-- Supplied information start --

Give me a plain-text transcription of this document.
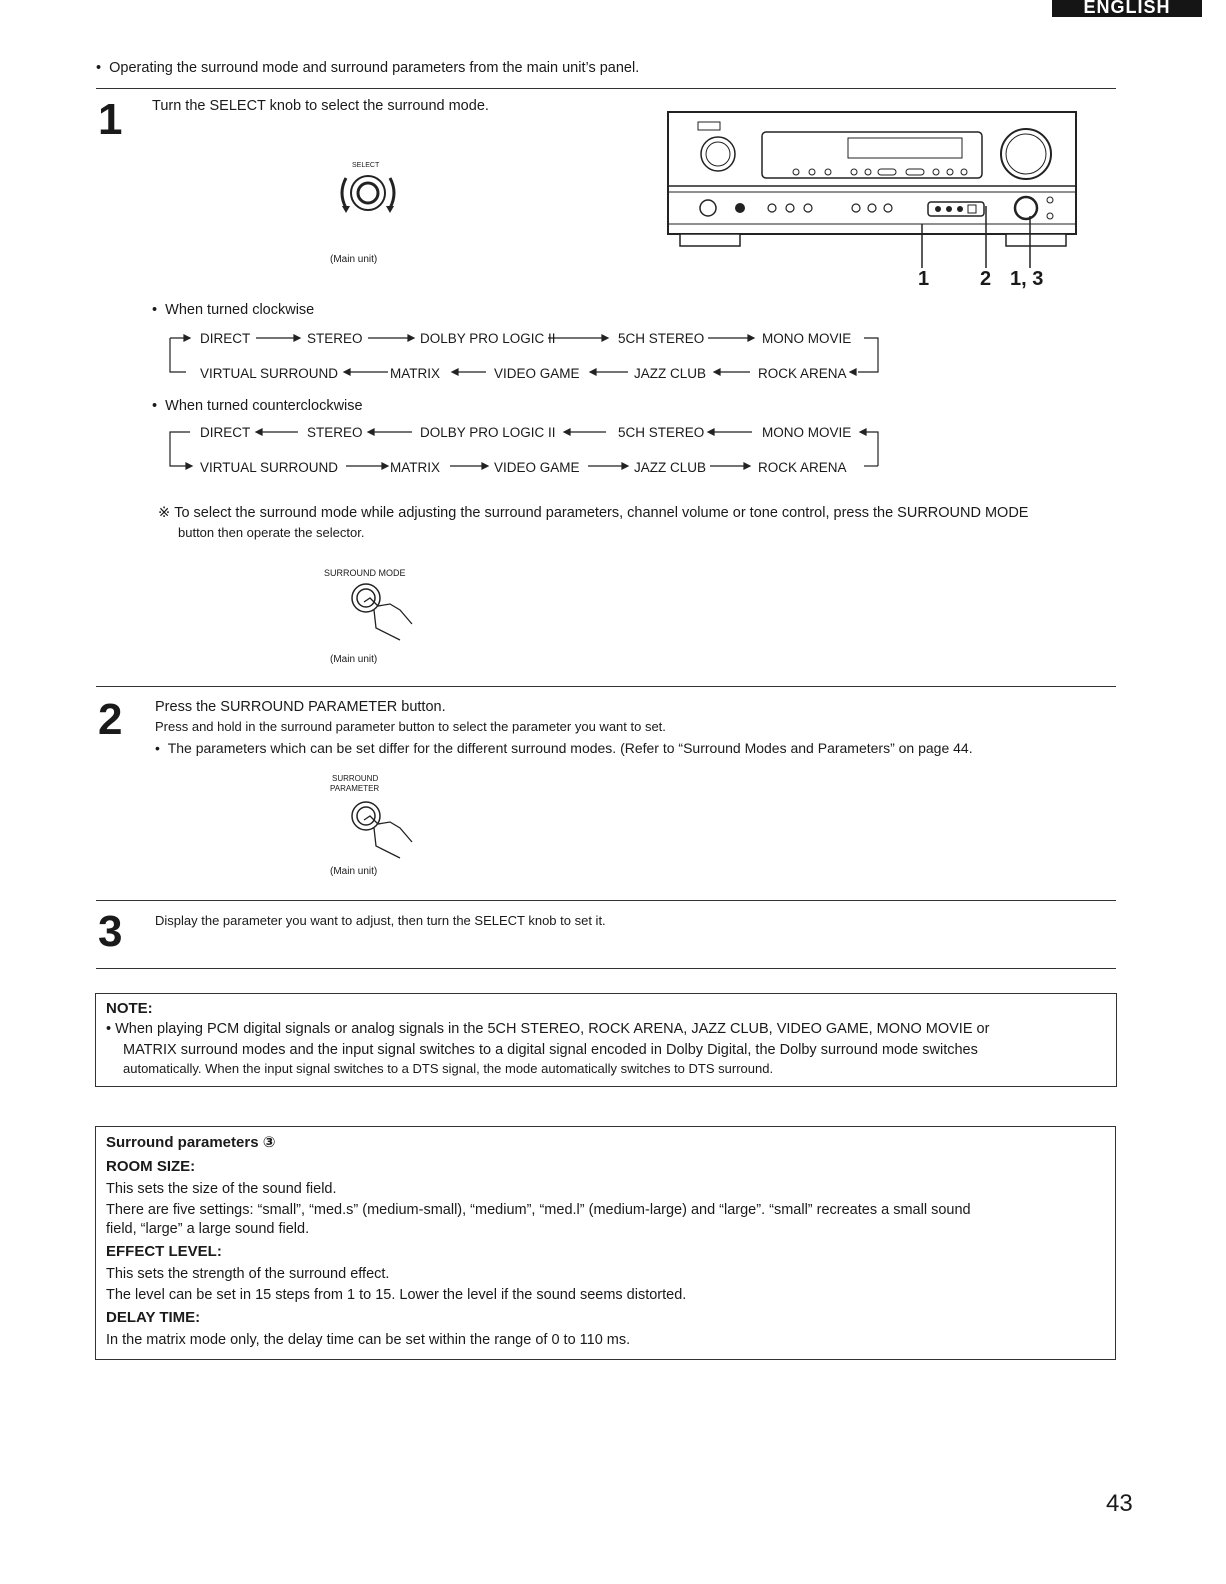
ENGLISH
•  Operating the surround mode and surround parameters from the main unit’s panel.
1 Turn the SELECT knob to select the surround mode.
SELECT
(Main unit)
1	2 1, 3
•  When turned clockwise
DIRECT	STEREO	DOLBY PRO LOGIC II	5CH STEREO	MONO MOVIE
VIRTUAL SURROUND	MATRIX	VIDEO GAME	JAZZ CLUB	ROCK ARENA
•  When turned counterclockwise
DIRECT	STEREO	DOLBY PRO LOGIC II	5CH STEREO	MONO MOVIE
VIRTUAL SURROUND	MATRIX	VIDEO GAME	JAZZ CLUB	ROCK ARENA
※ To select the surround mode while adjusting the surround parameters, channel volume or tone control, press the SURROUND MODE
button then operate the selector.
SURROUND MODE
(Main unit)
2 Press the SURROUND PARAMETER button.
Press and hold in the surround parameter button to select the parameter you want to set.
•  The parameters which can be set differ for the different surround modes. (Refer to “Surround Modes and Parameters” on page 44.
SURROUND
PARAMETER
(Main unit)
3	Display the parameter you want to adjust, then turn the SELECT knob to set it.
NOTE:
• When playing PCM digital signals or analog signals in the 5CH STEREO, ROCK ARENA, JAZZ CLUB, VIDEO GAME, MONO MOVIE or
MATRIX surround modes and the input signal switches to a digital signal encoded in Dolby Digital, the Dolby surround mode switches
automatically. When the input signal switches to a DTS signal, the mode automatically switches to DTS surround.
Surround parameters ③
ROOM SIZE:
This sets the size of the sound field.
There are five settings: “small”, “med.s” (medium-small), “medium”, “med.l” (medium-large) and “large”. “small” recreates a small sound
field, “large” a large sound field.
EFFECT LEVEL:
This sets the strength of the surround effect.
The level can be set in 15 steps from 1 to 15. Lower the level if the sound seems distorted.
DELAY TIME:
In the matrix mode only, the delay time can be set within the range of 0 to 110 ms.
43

-- Supplied information end --
-- Supplied information start --

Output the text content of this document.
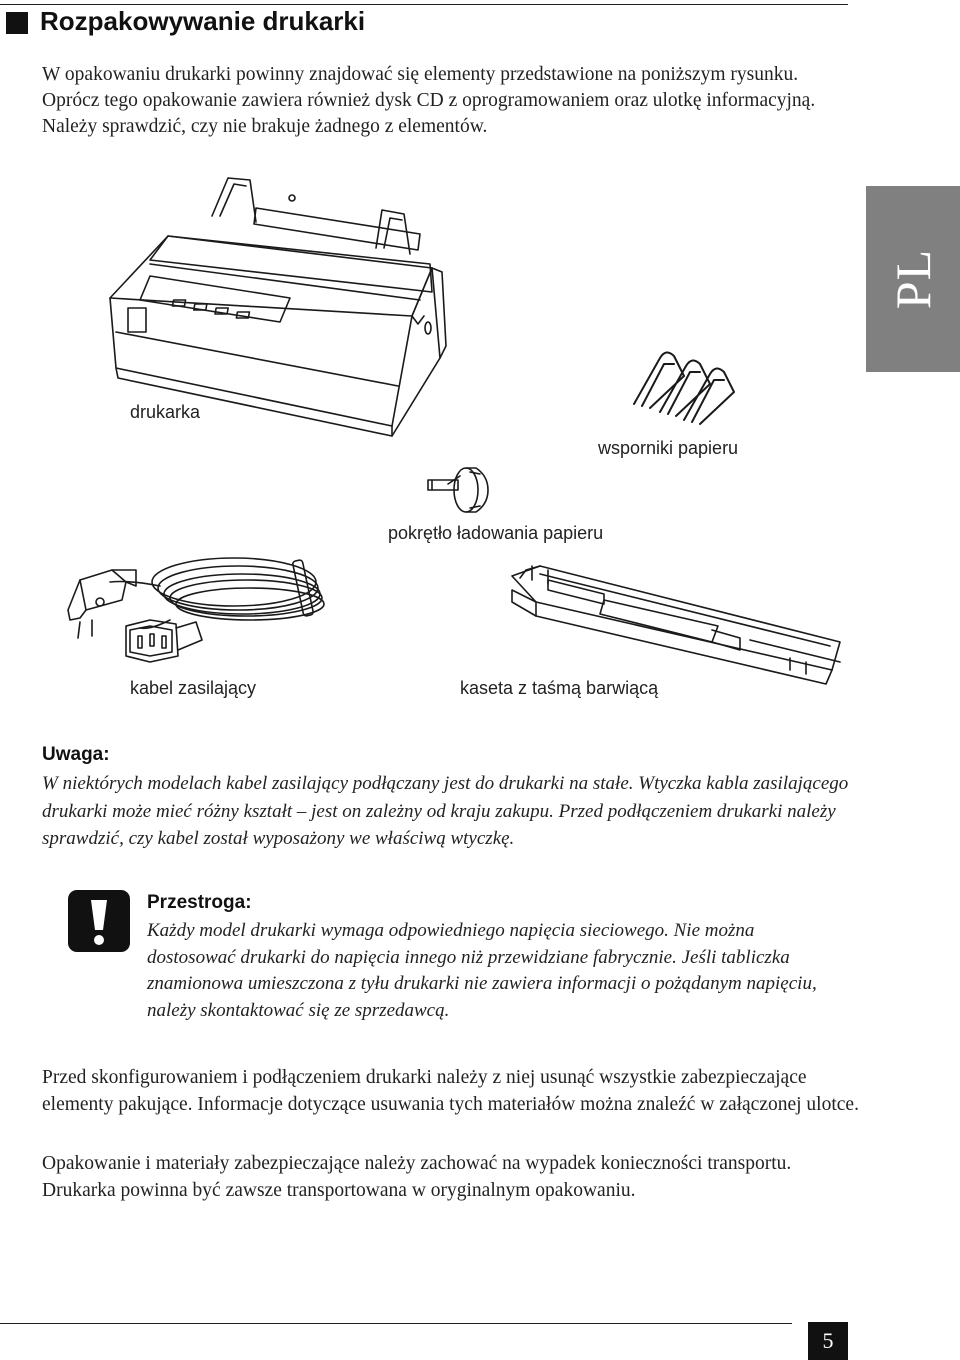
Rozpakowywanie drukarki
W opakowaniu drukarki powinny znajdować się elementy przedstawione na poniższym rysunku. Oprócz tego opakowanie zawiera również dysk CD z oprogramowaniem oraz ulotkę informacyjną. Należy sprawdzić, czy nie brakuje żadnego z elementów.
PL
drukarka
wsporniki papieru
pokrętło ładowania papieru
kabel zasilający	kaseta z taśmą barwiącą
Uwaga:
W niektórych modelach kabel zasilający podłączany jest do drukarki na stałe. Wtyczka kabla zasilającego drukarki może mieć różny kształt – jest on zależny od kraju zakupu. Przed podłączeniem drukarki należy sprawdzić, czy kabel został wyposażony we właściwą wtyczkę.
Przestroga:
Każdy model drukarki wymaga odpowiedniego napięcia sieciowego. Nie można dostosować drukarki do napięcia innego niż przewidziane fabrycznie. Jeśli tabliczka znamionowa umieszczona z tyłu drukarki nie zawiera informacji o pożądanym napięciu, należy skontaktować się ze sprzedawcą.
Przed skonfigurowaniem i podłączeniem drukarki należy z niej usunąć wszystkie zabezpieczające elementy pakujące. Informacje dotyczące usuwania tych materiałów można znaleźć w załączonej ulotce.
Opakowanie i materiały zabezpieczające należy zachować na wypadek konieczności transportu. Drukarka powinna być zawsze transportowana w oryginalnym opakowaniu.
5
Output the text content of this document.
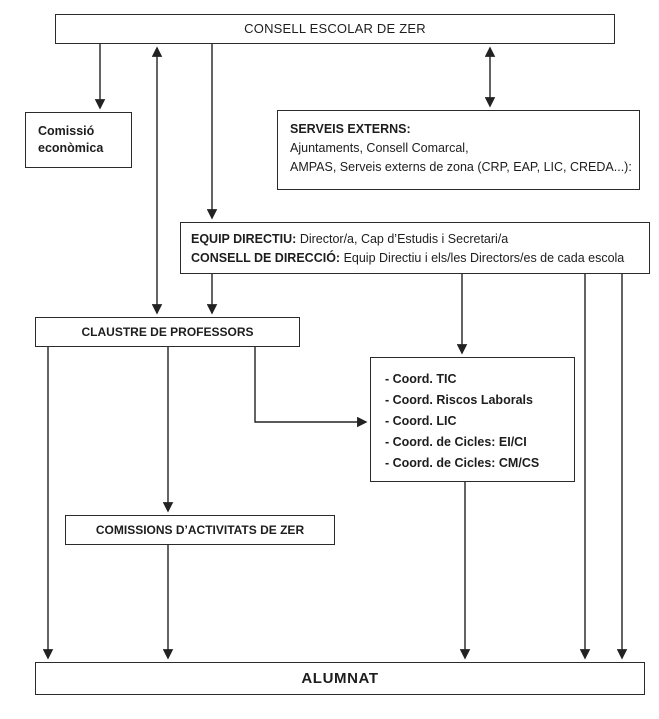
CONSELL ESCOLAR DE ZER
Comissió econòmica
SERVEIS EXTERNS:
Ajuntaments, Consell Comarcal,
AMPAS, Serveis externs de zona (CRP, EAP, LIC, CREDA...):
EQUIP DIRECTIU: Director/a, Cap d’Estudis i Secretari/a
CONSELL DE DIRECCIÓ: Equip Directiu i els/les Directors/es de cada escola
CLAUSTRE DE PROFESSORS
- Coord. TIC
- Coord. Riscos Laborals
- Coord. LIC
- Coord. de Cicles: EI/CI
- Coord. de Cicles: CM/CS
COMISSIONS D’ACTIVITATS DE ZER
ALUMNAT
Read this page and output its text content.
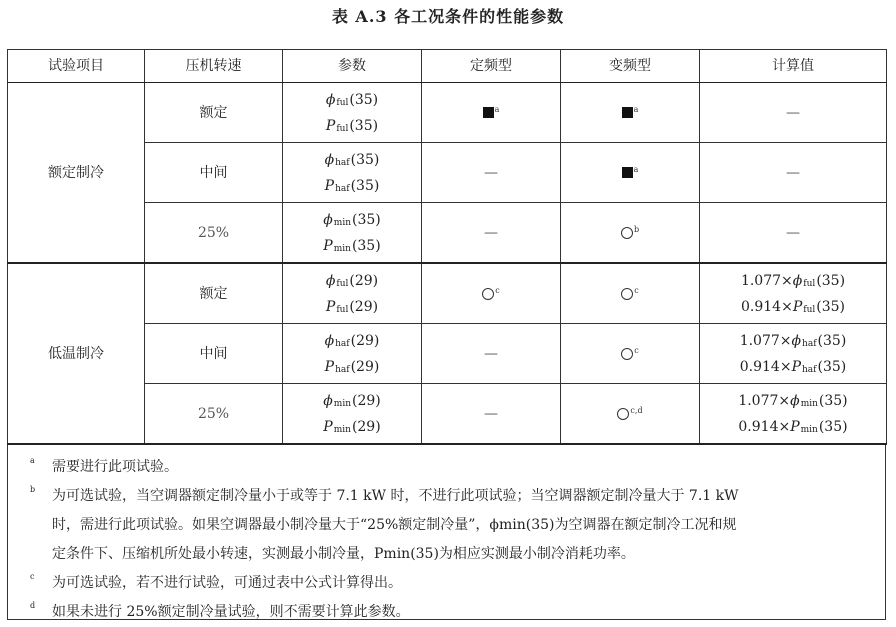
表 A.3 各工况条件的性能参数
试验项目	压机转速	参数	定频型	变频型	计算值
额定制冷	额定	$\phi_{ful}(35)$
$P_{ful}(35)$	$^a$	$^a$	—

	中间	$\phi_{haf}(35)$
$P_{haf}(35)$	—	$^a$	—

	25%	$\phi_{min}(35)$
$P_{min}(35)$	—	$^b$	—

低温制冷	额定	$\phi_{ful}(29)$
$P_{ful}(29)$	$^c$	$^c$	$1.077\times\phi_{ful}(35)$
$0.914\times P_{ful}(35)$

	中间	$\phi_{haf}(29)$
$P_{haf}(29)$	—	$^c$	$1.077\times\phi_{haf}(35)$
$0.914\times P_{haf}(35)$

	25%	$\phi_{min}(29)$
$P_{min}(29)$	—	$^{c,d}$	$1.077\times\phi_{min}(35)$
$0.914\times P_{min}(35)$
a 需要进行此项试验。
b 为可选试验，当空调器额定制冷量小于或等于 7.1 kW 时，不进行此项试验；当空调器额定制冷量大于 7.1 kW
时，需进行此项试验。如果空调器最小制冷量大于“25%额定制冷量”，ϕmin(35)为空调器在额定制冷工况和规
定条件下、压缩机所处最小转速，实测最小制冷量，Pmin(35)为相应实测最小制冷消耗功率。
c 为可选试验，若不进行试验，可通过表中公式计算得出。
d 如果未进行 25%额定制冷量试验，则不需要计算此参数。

-- Supplied information end --
-- Supplied information start --

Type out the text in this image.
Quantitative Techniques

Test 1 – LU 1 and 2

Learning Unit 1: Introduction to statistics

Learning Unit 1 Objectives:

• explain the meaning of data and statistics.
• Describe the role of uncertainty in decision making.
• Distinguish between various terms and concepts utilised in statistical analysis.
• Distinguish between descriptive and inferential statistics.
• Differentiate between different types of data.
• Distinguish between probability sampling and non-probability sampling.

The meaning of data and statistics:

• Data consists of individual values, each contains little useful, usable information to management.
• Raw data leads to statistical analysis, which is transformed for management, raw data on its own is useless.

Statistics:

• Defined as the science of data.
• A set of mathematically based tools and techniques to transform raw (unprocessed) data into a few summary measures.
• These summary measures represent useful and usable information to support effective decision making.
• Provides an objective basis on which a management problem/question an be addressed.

-- Supplied information end --

* **Problem statement**
Search the data for "można". Copy every matching line.

* **Written solution**
Każdy model drukarki wymaga odpowiedniego napięcia sieciowego. Nie można dostosować drukarki do napięcia innego niż przewidziane fabrycznie. Jeśli tabliczka znamionowa umieszczona z tyłu drukarki nie zawiera informacji o pożądanym napięciu, należy skontaktować się ze sprzedawcą.
Przed skonfigurowaniem i podłączeniem drukarki należy z niej usunąć wszystkie zabezpieczające elementy pakujące. Informacje dotyczące usuwania tych materiałów można znaleźć w załączonej ulotce.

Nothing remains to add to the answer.